— begin —

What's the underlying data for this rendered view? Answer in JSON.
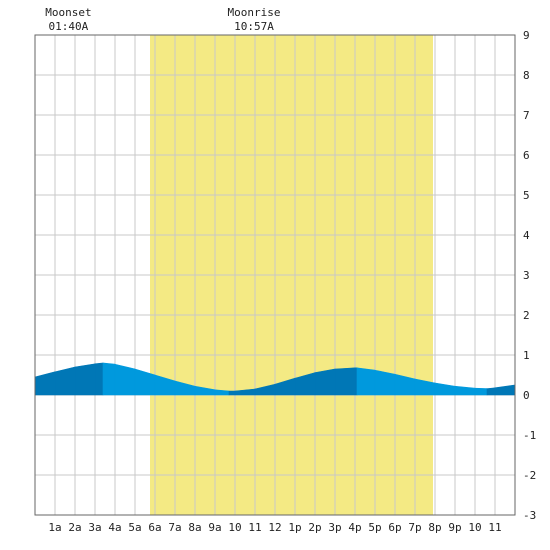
{
  "chart_data": {
    "type": "area",
    "title": "",
    "xlabel": "",
    "ylabel": "",
    "xlim": [
      0,
      24
    ],
    "ylim": [
      -3,
      9
    ],
    "yticks": [
      -3,
      -2,
      -1,
      0,
      1,
      2,
      3,
      4,
      5,
      6,
      7,
      8,
      9
    ],
    "xtick_labels": [
      "1a",
      "2a",
      "3a",
      "4a",
      "5a",
      "6a",
      "7a",
      "8a",
      "9a",
      "10",
      "11",
      "12",
      "1p",
      "2p",
      "3p",
      "4p",
      "5p",
      "6p",
      "7p",
      "8p",
      "9p",
      "10",
      "11"
    ],
    "grid": true,
    "daylight": {
      "start_hour": 5.75,
      "end_hour": 19.9,
      "color": "#f4ea84"
    },
    "moon_events": [
      {
        "label": "Moonset",
        "time": "01:40A",
        "hour": 1.67
      },
      {
        "label": "Moonrise",
        "time": "10:57A",
        "hour": 10.95
      }
    ],
    "series": [
      {
        "x": [
          0,
          1,
          2,
          3,
          3.4,
          4,
          5,
          6,
          7,
          8,
          9,
          9.7,
          10,
          11,
          12,
          13,
          14,
          15,
          16,
          16.1,
          17,
          18,
          19,
          20,
          21,
          22,
          22.6,
          23,
          24
        ],
        "values": [
          0.45,
          0.58,
          0.7,
          0.78,
          0.8,
          0.77,
          0.65,
          0.5,
          0.35,
          0.22,
          0.13,
          0.1,
          0.1,
          0.15,
          0.27,
          0.42,
          0.56,
          0.65,
          0.68,
          0.68,
          0.62,
          0.52,
          0.4,
          0.3,
          0.22,
          0.17,
          0.16,
          0.18,
          0.25
        ]
      }
    ],
    "colors": {
      "tide_rising": "#0077b6",
      "tide_falling": "#0099dd",
      "grid": "#c8c8c8",
      "frame": "#666666"
    }
  }
}
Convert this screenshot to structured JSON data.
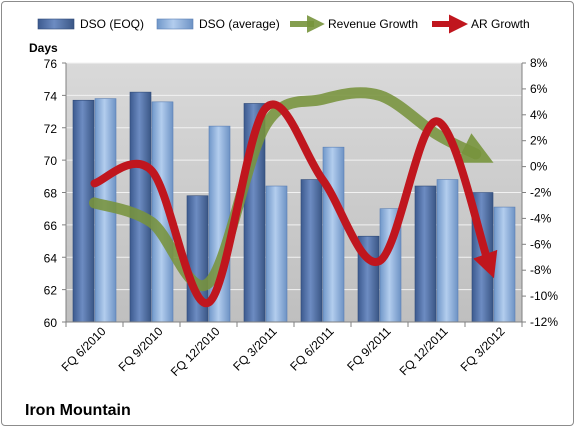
{
  "chart_data": {
    "type": "bar",
    "title": "Iron Mountain",
    "ylabel": "Days",
    "categories": [
      "FQ 6/2010",
      "FQ 9/2010",
      "FQ 12/2010",
      "FQ 3/2011",
      "FQ 6/2011",
      "FQ 9/2011",
      "FQ 12/2011",
      "FQ 3/2012"
    ],
    "ylim": [
      60,
      76
    ],
    "yticks": [
      60,
      62,
      64,
      66,
      68,
      70,
      72,
      74,
      76
    ],
    "y2lim": [
      -12,
      8
    ],
    "y2ticks": [
      -12,
      -10,
      -8,
      -6,
      -4,
      -2,
      0,
      2,
      4,
      6,
      8
    ],
    "y2_unit": "%",
    "legend_position": "top",
    "grid": true,
    "series": [
      {
        "name": "DSO (EOQ)",
        "axis": "left",
        "kind": "bar",
        "color": "#4f6fa8",
        "values": [
          73.7,
          74.2,
          67.8,
          73.5,
          68.8,
          65.3,
          68.4,
          68.0
        ]
      },
      {
        "name": "DSO (average)",
        "axis": "left",
        "kind": "bar",
        "color": "#8fb4e3",
        "values": [
          73.8,
          73.6,
          72.1,
          68.4,
          70.8,
          67.0,
          68.8,
          67.1
        ]
      },
      {
        "name": "Revenue Growth",
        "axis": "right",
        "kind": "line",
        "color": "#77933c",
        "values": [
          -2.8,
          -4.3,
          -9.0,
          3.2,
          5.2,
          5.5,
          2.5,
          0.3
        ]
      },
      {
        "name": "AR Growth",
        "axis": "right",
        "kind": "line",
        "color": "#c0161e",
        "values": [
          -1.3,
          -0.3,
          -10.5,
          4.5,
          -1.0,
          -7.3,
          3.5,
          -8.5
        ]
      }
    ]
  }
}
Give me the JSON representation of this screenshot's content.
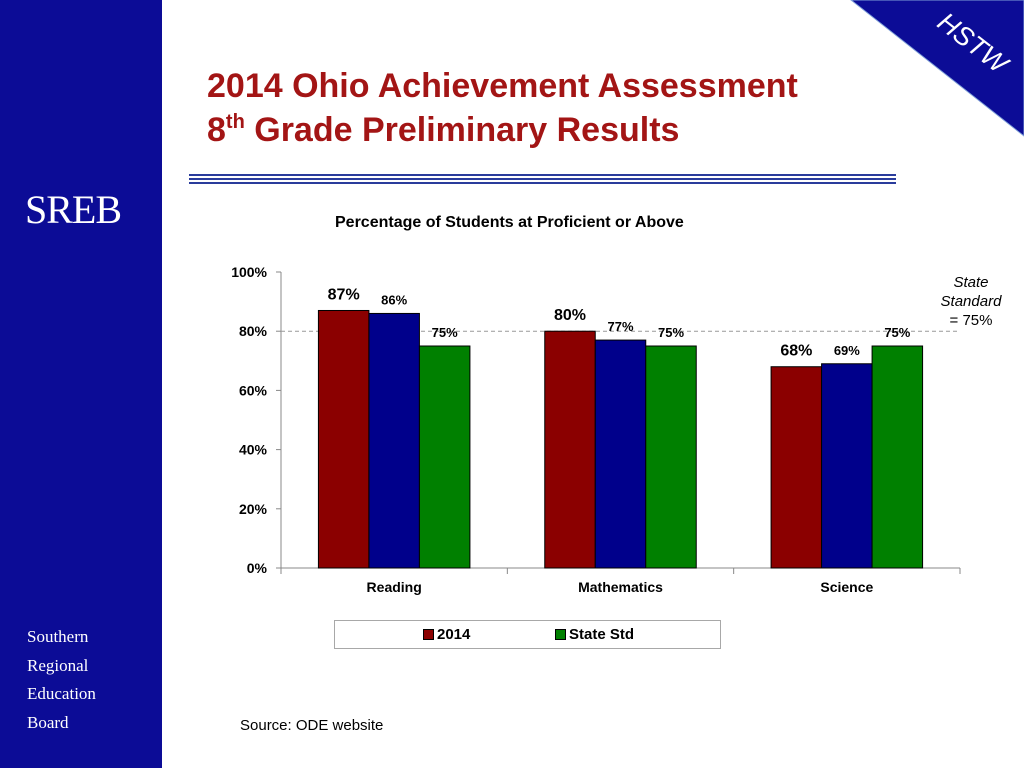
{
  "sidebar": {
    "logo": "SREB",
    "org_lines": [
      "Southern",
      "Regional",
      "Education",
      "Board"
    ]
  },
  "corner_badge": {
    "label": "HSTW",
    "background": "#0c0c96",
    "text_color": "#ffffff"
  },
  "title": {
    "line1": "2014 Ohio Achievement Assessment",
    "line2_prefix": "8",
    "line2_sup": "th",
    "line2_rest": " Grade Preliminary Results",
    "color": "#a31515"
  },
  "state_note": {
    "line1": "State",
    "line2": "Standard",
    "line3": "= 75%"
  },
  "source": "Source: ODE website",
  "chart_data": {
    "type": "bar",
    "title": "Percentage of Students at Proficient or Above",
    "categories": [
      "Reading",
      "Mathematics",
      "Science"
    ],
    "series": [
      {
        "name": "2014",
        "values": [
          87,
          80,
          68
        ],
        "labels": [
          "87%",
          "80%",
          "68%"
        ],
        "color": "#8b0000"
      },
      {
        "name": "",
        "values": [
          86,
          77,
          69
        ],
        "labels": [
          "86%",
          "77%",
          "69%"
        ],
        "color": "#00008b"
      },
      {
        "name": "State Std",
        "values": [
          75,
          75,
          75
        ],
        "labels": [
          "75%",
          "75%",
          "75%"
        ],
        "color": "#008000"
      }
    ],
    "yticks": [
      "0%",
      "20%",
      "40%",
      "60%",
      "80%",
      "100%"
    ],
    "ylim": [
      0,
      100
    ],
    "reference_line": 80,
    "legend_position": "bottom",
    "grid": false
  }
}
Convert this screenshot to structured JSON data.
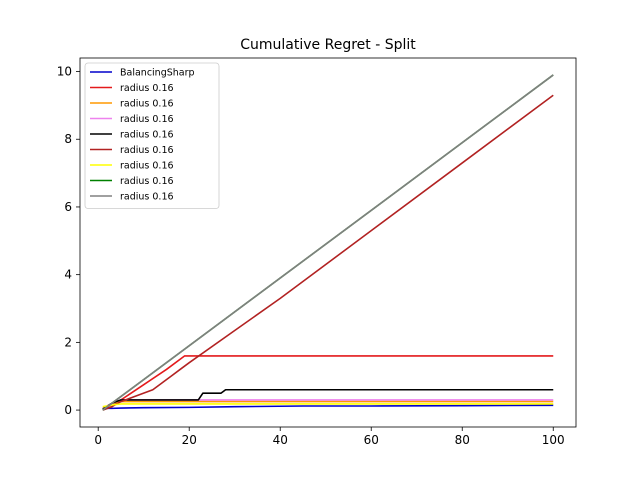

— end —

Leave out all pictures and retype precisely the lines that run from the line containing "Give me the" to the last line of the records.

RIGHT ANSWER:
Give me the JSON representation of this screenshot's content.
{
  "sidebar": {
    "logo": "SREB",
    "org_lines": [
      "Southern",
      "Regional",
      "Education",
      "Board"
    ]
  },
  "corner_badge": {
    "label": "HSTW",
    "background": "#0c0c96",
    "text_color": "#ffffff"
  },
  "title": {
    "line1": "2014 Ohio Achievement Assessment",
    "line2_prefix": "8",
    "line2_sup": "th",
    "line2_rest": " Grade Preliminary Results",
    "color": "#a31515"
  },
  "state_note": {
    "line1": "State",
    "line2": "Standard",
    "line3": "= 75%"
  },
  "source": "Source: ODE website",
  "chart_data": {
    "type": "bar",
    "title": "Percentage of Students at Proficient or Above",
    "categories": [
      "Reading",
      "Mathematics",
      "Science"
    ],
    "series": [
      {
        "name": "2014",
        "values": [
          87,
          80,
          68
        ],
        "labels": [
          "87%",
          "80%",
          "68%"
        ],
        "color": "#8b0000"
      },
      {
        "name": "",
        "values": [
          86,
          77,
          69
        ],
        "labels": [
          "86%",
          "77%",
          "69%"
        ],
        "color": "#00008b"
      },
      {
        "name": "State Std",
        "values": [
          75,
          75,
          75
        ],
        "labels": [
          "75%",
          "75%",
          "75%"
        ],
        "color": "#008000"
      }
    ],
    "yticks": [
      "0%",
      "20%",
      "40%",
      "60%",
      "80%",
      "100%"
    ],
    "ylim": [
      0,
      100
    ],
    "reference_line": 80,
    "legend_position": "bottom",
    "grid": false
  }
}
Convert this screenshot to structured JSON data.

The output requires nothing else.